=== TEXT BLOCK ===
Go to Daniel 11, verse 31. This is one of those really neat places in the Bible where God is using one thing to draw us a picture of something else bigger in the background. For instance: when God tells us about the fall of Lucifer, He starts out by having Ezekiel write down a rebuke against the king of the city of Tyre, and then right in the middle of it, God expands the vision, and it is not the king of Tyre that is in view, it is Lucifer himself that God is speaking about. Same thing here in Daniel. In verse 31, Daniel is prophesying about how this Syrian king Antiochus Epiphanes is going to persecute Israel, go into the Temple and defile the sanctuary, and act just like a little puny antichrist wannabe.


Then in verse 36, the vision jumps into the future, and God shows us a picture of what the real last days antichrist will be like. Verse 36: "And the king shall do according to his will; and he shall exalt himself, and magnify himself above every god, and shall speak marvellous things against the God of gods, and shall prosper till the indignation be accomplished: for that that is determined shall be done.
=== RAW DATA ===
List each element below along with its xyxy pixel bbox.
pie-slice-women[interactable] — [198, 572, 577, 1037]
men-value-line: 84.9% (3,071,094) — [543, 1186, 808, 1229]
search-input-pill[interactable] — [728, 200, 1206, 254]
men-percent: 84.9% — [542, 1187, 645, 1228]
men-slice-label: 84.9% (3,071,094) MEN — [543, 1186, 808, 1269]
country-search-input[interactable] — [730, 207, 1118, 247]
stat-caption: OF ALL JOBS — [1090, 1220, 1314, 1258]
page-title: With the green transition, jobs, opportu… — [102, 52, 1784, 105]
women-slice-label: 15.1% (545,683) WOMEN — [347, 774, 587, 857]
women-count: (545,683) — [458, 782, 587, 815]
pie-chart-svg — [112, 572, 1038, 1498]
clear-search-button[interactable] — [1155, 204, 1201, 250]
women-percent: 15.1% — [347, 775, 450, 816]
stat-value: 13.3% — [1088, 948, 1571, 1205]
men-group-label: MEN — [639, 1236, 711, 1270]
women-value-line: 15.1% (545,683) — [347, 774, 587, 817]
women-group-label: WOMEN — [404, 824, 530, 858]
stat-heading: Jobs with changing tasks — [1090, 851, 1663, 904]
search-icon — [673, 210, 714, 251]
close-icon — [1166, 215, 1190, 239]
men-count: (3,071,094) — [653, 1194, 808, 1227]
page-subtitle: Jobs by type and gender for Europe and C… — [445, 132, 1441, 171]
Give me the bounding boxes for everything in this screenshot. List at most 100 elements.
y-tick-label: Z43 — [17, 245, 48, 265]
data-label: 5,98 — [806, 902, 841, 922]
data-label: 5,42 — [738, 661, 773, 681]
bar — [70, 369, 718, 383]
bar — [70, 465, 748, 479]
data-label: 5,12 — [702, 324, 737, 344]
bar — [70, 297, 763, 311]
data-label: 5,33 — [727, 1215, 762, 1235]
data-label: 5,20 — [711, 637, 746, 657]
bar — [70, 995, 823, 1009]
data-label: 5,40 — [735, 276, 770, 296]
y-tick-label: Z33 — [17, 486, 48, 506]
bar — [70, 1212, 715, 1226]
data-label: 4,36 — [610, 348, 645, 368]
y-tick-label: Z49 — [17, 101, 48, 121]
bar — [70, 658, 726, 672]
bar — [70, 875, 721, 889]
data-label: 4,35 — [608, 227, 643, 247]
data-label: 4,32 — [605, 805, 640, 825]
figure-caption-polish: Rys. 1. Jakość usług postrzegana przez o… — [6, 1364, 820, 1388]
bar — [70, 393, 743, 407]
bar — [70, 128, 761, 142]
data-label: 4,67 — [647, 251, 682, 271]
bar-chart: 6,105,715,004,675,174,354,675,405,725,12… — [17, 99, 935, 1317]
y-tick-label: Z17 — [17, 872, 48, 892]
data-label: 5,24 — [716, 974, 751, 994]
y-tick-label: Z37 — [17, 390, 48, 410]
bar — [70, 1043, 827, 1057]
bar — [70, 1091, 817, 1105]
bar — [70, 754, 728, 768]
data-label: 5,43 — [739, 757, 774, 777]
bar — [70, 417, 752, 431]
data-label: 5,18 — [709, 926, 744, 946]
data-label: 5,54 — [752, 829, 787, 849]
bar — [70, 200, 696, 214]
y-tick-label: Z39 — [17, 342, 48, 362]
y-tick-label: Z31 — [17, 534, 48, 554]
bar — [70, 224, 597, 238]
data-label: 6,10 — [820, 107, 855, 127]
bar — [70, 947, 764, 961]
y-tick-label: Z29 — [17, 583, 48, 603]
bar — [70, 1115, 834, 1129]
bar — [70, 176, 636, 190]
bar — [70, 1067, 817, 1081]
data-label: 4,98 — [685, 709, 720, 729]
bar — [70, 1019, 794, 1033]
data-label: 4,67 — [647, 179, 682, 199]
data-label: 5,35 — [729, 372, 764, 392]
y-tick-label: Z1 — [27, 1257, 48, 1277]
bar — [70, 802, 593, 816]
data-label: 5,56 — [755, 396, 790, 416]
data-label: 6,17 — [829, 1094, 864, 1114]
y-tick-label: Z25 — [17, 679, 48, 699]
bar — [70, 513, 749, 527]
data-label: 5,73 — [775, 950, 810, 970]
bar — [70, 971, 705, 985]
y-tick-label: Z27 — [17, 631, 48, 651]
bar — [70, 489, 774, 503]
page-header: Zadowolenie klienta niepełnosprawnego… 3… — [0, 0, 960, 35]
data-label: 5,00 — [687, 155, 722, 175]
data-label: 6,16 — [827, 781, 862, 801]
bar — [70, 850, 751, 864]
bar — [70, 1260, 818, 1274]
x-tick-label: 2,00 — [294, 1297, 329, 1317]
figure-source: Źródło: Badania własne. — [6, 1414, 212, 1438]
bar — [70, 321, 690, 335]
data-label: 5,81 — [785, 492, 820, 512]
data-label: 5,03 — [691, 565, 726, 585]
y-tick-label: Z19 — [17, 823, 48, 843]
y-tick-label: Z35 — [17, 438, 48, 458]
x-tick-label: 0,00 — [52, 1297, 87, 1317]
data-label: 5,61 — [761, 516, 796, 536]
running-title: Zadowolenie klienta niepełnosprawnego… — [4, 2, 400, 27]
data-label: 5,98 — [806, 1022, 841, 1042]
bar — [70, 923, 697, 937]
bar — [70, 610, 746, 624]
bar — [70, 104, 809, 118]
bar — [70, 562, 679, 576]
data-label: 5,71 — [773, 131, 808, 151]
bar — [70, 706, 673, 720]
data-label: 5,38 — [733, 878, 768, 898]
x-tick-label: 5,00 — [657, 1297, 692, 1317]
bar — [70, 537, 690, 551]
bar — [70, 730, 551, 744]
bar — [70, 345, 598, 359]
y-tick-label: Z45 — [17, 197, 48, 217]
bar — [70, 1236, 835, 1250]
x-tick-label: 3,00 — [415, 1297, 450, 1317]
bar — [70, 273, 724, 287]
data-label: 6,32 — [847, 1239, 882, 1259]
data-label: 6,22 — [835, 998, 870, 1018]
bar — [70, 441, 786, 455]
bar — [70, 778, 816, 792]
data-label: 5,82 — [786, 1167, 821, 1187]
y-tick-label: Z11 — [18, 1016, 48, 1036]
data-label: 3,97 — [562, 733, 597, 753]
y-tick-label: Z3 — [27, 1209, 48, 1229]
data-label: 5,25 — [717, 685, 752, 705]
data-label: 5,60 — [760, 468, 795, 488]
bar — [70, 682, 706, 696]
===
PROBLEM >> In the text on Daniel 11, rewrite the paragraph that begins "Go to Daniel 11, verse 31" more briefly, keeping its main facts.

RESPONSE AREA >> At Daniel 11:31, God uses one thing to picture something larger behind it. He did the same with Lucifer's fall: Ezekiel's rebuke of the king of Tyre widens partway through into a word about Lucifer himself. In Daniel, verse 31 foretells how the Syrian king Antiochus Epiphanes will persecute Israel, enter the Temple, defile the sanctuary, and act like a small would-be antichrist.